DATA LISTING
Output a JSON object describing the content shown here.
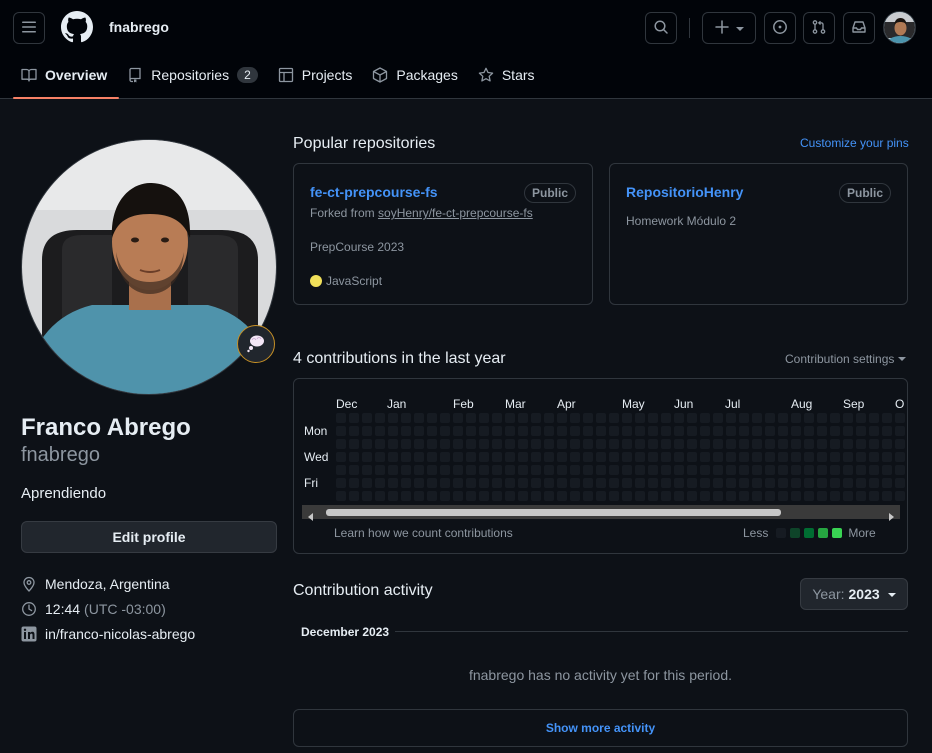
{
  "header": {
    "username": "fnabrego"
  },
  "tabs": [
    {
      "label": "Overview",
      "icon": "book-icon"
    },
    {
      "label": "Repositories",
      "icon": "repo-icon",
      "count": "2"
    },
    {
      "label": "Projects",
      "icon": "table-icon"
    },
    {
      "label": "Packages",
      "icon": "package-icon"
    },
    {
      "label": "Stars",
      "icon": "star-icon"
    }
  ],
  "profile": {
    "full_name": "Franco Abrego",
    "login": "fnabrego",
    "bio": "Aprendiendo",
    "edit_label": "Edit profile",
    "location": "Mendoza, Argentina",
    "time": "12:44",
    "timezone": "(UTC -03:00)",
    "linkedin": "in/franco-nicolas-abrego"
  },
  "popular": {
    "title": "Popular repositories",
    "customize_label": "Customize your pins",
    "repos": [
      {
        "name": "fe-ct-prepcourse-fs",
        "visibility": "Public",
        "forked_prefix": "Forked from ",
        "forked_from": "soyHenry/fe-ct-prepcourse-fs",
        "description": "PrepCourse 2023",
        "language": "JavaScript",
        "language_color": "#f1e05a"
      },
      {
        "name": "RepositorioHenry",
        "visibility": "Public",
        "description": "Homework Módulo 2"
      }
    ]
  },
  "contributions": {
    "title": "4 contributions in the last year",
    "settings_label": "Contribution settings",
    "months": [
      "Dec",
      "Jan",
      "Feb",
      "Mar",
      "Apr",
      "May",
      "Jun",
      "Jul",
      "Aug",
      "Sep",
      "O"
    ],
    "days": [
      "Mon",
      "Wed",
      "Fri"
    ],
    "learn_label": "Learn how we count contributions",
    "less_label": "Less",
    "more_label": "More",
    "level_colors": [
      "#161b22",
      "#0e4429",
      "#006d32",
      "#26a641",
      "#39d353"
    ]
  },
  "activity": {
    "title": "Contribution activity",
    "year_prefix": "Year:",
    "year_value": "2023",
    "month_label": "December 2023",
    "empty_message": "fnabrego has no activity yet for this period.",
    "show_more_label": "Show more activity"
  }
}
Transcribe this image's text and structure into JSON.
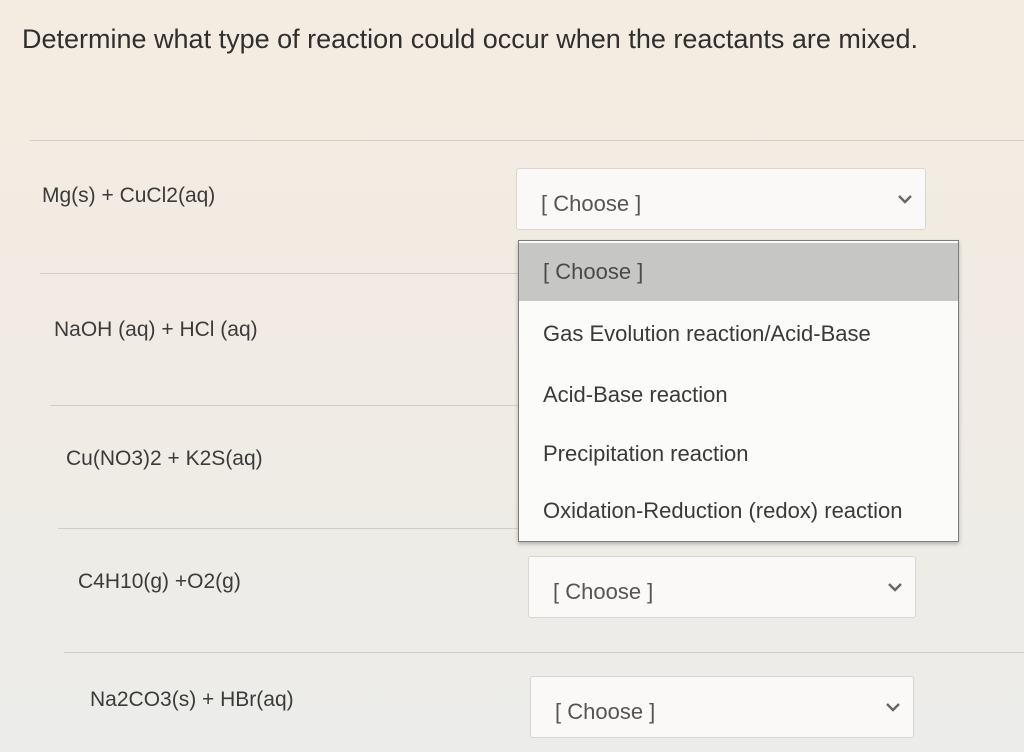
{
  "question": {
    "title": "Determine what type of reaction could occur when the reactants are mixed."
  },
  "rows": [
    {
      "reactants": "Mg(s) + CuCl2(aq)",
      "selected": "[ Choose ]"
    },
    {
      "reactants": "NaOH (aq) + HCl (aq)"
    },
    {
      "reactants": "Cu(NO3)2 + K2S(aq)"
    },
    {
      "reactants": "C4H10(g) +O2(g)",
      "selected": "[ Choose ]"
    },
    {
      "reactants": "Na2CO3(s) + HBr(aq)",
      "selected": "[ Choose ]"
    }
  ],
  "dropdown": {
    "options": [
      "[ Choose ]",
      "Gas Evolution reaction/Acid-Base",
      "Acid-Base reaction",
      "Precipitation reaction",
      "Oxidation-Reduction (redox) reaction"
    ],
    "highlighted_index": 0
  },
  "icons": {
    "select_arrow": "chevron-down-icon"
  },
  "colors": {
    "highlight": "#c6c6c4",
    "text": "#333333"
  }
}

DIRECTIONS FOR THIS TASK
Find the line containing "Transcribe this image's" in the listing above. Restate it and every line after it, word for word, through the final line, leaving out the pictures.

COMPLETE ANSWER
Transcribe this image's text and structure into JSON.
{
  "question": {
    "title": "Determine what type of reaction could occur when the reactants are mixed."
  },
  "rows": [
    {
      "reactants": "Mg(s) + CuCl2(aq)",
      "selected": "[ Choose ]"
    },
    {
      "reactants": "NaOH (aq) + HCl (aq)"
    },
    {
      "reactants": "Cu(NO3)2 + K2S(aq)"
    },
    {
      "reactants": "C4H10(g) +O2(g)",
      "selected": "[ Choose ]"
    },
    {
      "reactants": "Na2CO3(s) + HBr(aq)",
      "selected": "[ Choose ]"
    }
  ],
  "dropdown": {
    "options": [
      "[ Choose ]",
      "Gas Evolution reaction/Acid-Base",
      "Acid-Base reaction",
      "Precipitation reaction",
      "Oxidation-Reduction (redox) reaction"
    ],
    "highlighted_index": 0
  },
  "icons": {
    "select_arrow": "chevron-down-icon"
  },
  "colors": {
    "highlight": "#c6c6c4",
    "text": "#333333"
  }
}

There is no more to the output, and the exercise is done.